(Stored entries)
________________________

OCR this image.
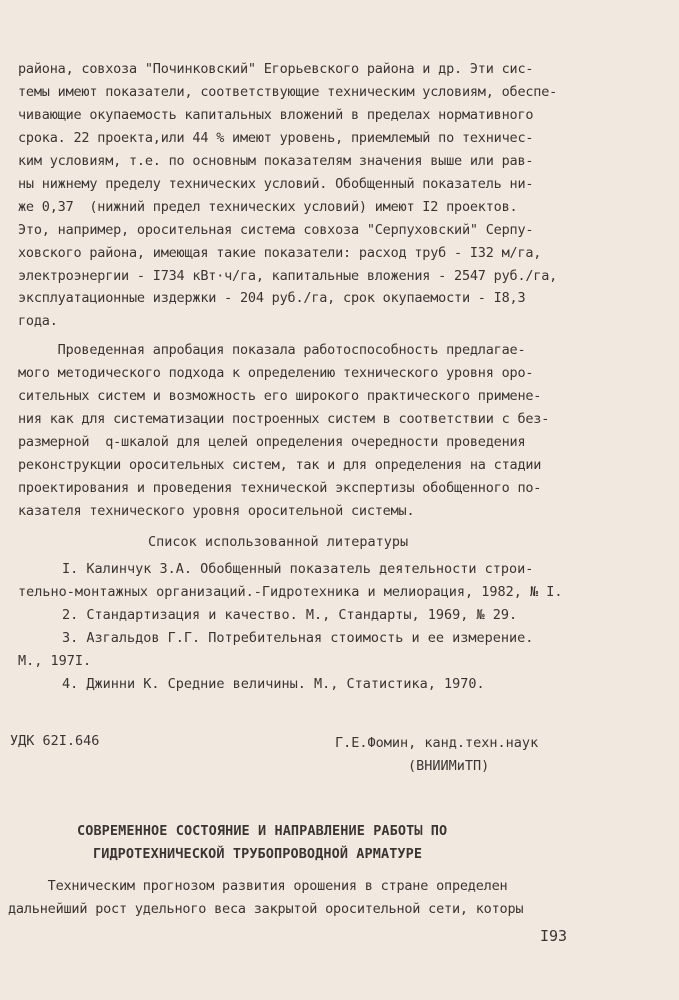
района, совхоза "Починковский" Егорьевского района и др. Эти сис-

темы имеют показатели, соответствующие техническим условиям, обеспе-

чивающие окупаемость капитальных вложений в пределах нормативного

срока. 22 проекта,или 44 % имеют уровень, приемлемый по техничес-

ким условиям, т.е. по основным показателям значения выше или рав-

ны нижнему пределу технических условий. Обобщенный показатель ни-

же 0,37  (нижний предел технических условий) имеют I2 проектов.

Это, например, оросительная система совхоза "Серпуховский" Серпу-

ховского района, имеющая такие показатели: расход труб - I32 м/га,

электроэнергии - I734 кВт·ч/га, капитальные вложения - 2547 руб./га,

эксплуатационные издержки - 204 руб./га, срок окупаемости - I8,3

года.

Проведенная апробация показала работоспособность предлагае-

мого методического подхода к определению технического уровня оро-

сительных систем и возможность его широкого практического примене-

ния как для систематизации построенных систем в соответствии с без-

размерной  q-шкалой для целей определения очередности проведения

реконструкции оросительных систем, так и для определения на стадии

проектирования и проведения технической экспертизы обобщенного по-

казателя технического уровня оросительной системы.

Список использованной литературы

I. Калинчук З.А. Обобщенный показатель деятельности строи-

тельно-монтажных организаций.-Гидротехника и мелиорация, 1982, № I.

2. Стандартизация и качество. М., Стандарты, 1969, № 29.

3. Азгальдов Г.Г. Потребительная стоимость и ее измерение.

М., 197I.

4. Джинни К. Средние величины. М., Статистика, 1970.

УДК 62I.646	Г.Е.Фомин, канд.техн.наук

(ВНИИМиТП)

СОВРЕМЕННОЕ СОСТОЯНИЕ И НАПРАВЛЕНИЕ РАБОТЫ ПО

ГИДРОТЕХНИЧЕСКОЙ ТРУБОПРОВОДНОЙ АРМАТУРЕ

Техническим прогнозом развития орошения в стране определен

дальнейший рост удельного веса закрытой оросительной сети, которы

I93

________________________

▶ _To do_: Copy all the entries word for word. Omit any pictures.

▶ _Written answer_:
OCR this image.
района, совхоза "Починковский" Егорьевского района и др. Эти сис-

темы имеют показатели, соответствующие техническим условиям, обеспе-

чивающие окупаемость капитальных вложений в пределах нормативного

срока. 22 проекта,или 44 % имеют уровень, приемлемый по техничес-

ким условиям, т.е. по основным показателям значения выше или рав-

ны нижнему пределу технических условий. Обобщенный показатель ни-

же 0,37  (нижний предел технических условий) имеют I2 проектов.

Это, например, оросительная система совхоза "Серпуховский" Серпу-

ховского района, имеющая такие показатели: расход труб - I32 м/га,

электроэнергии - I734 кВт·ч/га, капитальные вложения - 2547 руб./га,

эксплуатационные издержки - 204 руб./га, срок окупаемости - I8,3

года.

Проведенная апробация показала работоспособность предлагае-

мого методического подхода к определению технического уровня оро-

сительных систем и возможность его широкого практического примене-

ния как для систематизации построенных систем в соответствии с без-

размерной  q-шкалой для целей определения очередности проведения

реконструкции оросительных систем, так и для определения на стадии

проектирования и проведения технической экспертизы обобщенного по-

казателя технического уровня оросительной системы.

Список использованной литературы

I. Калинчук З.А. Обобщенный показатель деятельности строи-

тельно-монтажных организаций.-Гидротехника и мелиорация, 1982, № I.

2. Стандартизация и качество. М., Стандарты, 1969, № 29.

3. Азгальдов Г.Г. Потребительная стоимость и ее измерение.

М., 197I.

4. Джинни К. Средние величины. М., Статистика, 1970.

УДК 62I.646	Г.Е.Фомин, канд.техн.наук

(ВНИИМиТП)

СОВРЕМЕННОЕ СОСТОЯНИЕ И НАПРАВЛЕНИЕ РАБОТЫ ПО

ГИДРОТЕХНИЧЕСКОЙ ТРУБОПРОВОДНОЙ АРМАТУРЕ

Техническим прогнозом развития орошения в стране определен

дальнейший рост удельного веса закрытой оросительной сети, которы

I93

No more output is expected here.